--- Start of Exercise materials ---

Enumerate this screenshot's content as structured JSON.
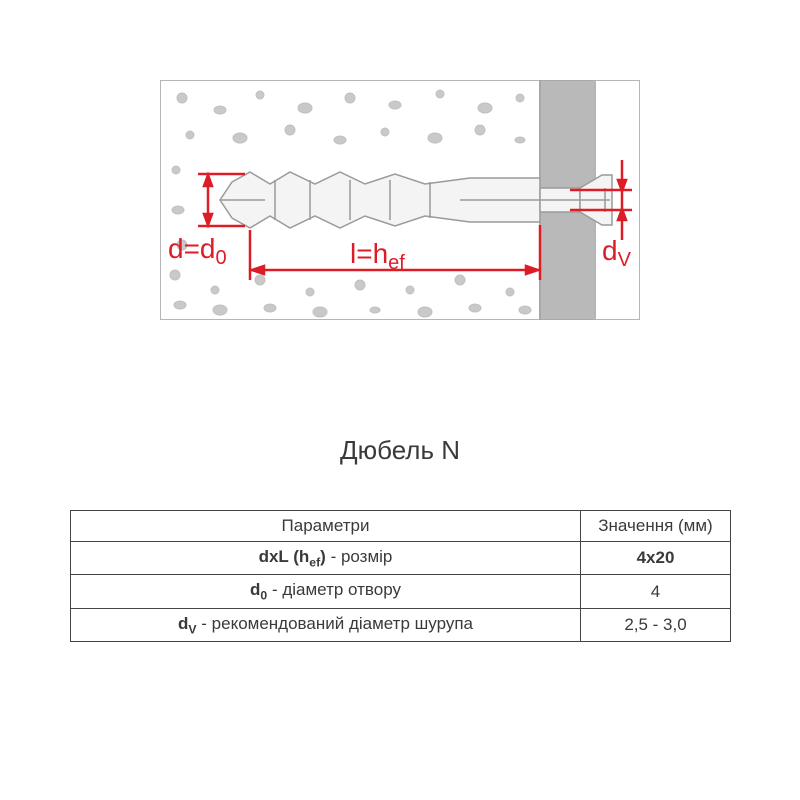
{
  "title": "Дюбель N",
  "diagram": {
    "bg": "#ffffff",
    "border": "#b5b5b5",
    "concrete_border": "#b5b5b5",
    "dot_color": "#c9c9c9",
    "plate_color": "#b9b9b9",
    "anchor_fill": "#f4f4f4",
    "anchor_stroke": "#a0a0a0",
    "callout_color": "#dc1d27",
    "labels": {
      "d_d0": "d=d",
      "d_d0_sub": "0",
      "l_hef_l": "l=h",
      "l_hef_sub": "ef",
      "dv": "d",
      "dv_sub": "V"
    }
  },
  "table": {
    "header_param": "Параметри",
    "header_val": "Значення (мм)",
    "rows": [
      {
        "param_html": "<span class='bold'>dxL (h<span class='sub'>ef</span>)</span> - розмір",
        "val_html": "<span class='bold'>4x20</span>"
      },
      {
        "param_html": "<span class='bold'>d<span class='sub'>0</span></span> - діаметр отвору",
        "val_html": "4"
      },
      {
        "param_html": "<span class='bold'>d<span class='sub'>V</span></span> - рекомендований діаметр шурупа",
        "val_html": "2,5 - 3,0"
      }
    ]
  }
}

--- End of Exercise materials ---

## Exercise:
From the data above, work out how many lines contain the string "bold" and reply with only the number.

## Output:
4